--- Provided information ---
· · · ·
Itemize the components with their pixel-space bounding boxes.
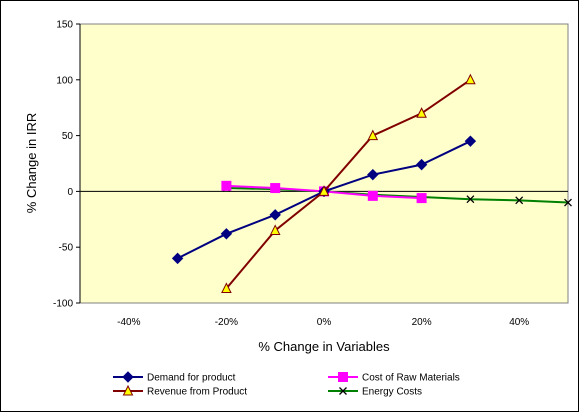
data-point — [466, 195, 475, 204]
legend-item: Energy Costs — [328, 387, 422, 398]
data-point — [221, 282, 232, 293]
y-tick-label: -100 — [53, 299, 73, 310]
data-point — [269, 224, 281, 235]
legend-swatch-marker — [339, 387, 347, 395]
data-point — [515, 196, 524, 205]
legend-label: Revenue from Product — [147, 387, 247, 398]
data-point — [269, 209, 281, 221]
data-point — [416, 193, 427, 204]
data-point — [465, 73, 476, 85]
x-tick-label: -40% — [117, 317, 140, 328]
y-tick-label: 100 — [56, 75, 73, 86]
legend-item: Demand for product — [113, 371, 236, 384]
series-line — [225, 78, 471, 290]
x-tick-label: 0% — [317, 317, 332, 328]
series-layer — [171, 73, 572, 293]
x-tick-label: -20% — [215, 317, 238, 328]
legend-item: Cost of Raw Materials — [328, 372, 460, 384]
data-point — [367, 129, 379, 141]
data-point — [367, 190, 378, 201]
legend: Demand for product Cost of Raw Materials R… — [113, 371, 460, 398]
y-tick-label: -50 — [59, 243, 74, 254]
plot-area — [79, 23, 569, 304]
data-point — [171, 252, 184, 265]
legend-label: Energy Costs — [362, 387, 422, 398]
legend-label: Demand for product — [147, 373, 236, 384]
x-axis-title: % Change in Variables — [258, 339, 390, 354]
series-revenue-from-product — [221, 73, 476, 293]
data-point — [564, 198, 572, 207]
legend-swatch-marker — [122, 371, 134, 383]
legend-swatch-marker — [338, 372, 348, 382]
data-point — [415, 158, 428, 171]
legend-swatch-marker — [122, 384, 134, 396]
data-point — [318, 185, 330, 196]
y-tick-label: 50 — [62, 131, 74, 142]
data-point — [270, 183, 281, 194]
data-point — [416, 107, 427, 118]
y-tick-label: 0 — [67, 187, 73, 198]
data-point — [464, 135, 477, 147]
data-point — [220, 228, 233, 240]
data-point — [367, 168, 379, 181]
x-tick-label: 20% — [412, 317, 432, 328]
x-tick-label: 40% — [509, 317, 529, 328]
legend-label: Cost of Raw Materials — [362, 373, 460, 384]
legend-item: Revenue from Product — [113, 384, 247, 398]
data-point — [221, 180, 232, 191]
y-axis-title: % Change in IRR — [24, 113, 39, 213]
y-tick-label: 150 — [56, 20, 73, 31]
· · · ·
--- What is asked ---
Turn the lines of every entry into a numbered list, skipping blank lines and leaving the pictures out.

--- Solved problem ---
1. Itemize the components with their pixel-space bounding boxes.
2. data-point — [466, 195, 475, 204]
3. legend-item: Energy Costs — [328, 387, 422, 398]
4. data-point — [221, 282, 232, 293]
5. y-tick-label: -100 — [53, 299, 73, 310]
6. data-point — [269, 224, 281, 235]
7. legend-swatch-marker — [339, 387, 347, 395]
8. data-point — [515, 196, 524, 205]
9. legend-label: Revenue from Product — [147, 387, 247, 398]
10. data-point — [269, 209, 281, 221]
11. data-point — [416, 193, 427, 204]
12. data-point — [465, 73, 476, 85]
13. x-tick-label: -40% — [117, 317, 140, 328]
14. y-tick-label: 100 — [56, 75, 73, 86]
15. legend-item: Demand for product — [113, 371, 236, 384]
16. series-line — [225, 78, 471, 290]
17. x-tick-label: 0% — [317, 317, 332, 328]
18. series-layer — [171, 73, 572, 293]
19. x-tick-label: -20% — [215, 317, 238, 328]
20. legend-item: Cost of Raw Materials — [328, 372, 460, 384]
21. data-point — [367, 129, 379, 141]
22. data-point — [367, 190, 378, 201]
23. legend: Demand for product Cost of Raw Materials R… — [113, 371, 460, 398]
24. y-tick-label: -50 — [59, 243, 74, 254]
25. plot-area — [79, 23, 569, 304]
26. data-point — [171, 252, 184, 265]
27. legend-label: Energy Costs — [362, 387, 422, 398]
28. legend-label: Demand for product — [147, 373, 236, 384]
29. x-axis-title: % Change in Variables — [258, 339, 390, 354]
30. series-revenue-from-product — [221, 73, 476, 293]
31. data-point — [564, 198, 572, 207]
32. legend-swatch-marker — [122, 371, 134, 383]
33. legend-swatch-marker — [338, 372, 348, 382]
34. data-point — [415, 158, 428, 171]
35. legend-swatch-marker — [122, 384, 134, 396]
36. data-point — [318, 185, 330, 196]
37. y-tick-label: 50 — [62, 131, 74, 142]
38. data-point — [270, 183, 281, 194]
39. data-point — [416, 107, 427, 118]
40. y-tick-label: 0 — [67, 187, 73, 198]
41. data-point — [464, 135, 477, 147]
42. data-point — [220, 228, 233, 240]
43. data-point — [367, 168, 379, 181]
44. x-tick-label: 20% — [412, 317, 432, 328]
45. x-tick-label: 40% — [509, 317, 529, 328]
46. legend-label: Cost of Raw Materials — [362, 373, 460, 384]
47. legend-item: Revenue from Product — [113, 384, 247, 398]
48. data-point — [221, 180, 232, 191]
49. y-axis-title: % Change in IRR — [24, 113, 39, 213]
50. y-tick-label: 150 — [56, 20, 73, 31]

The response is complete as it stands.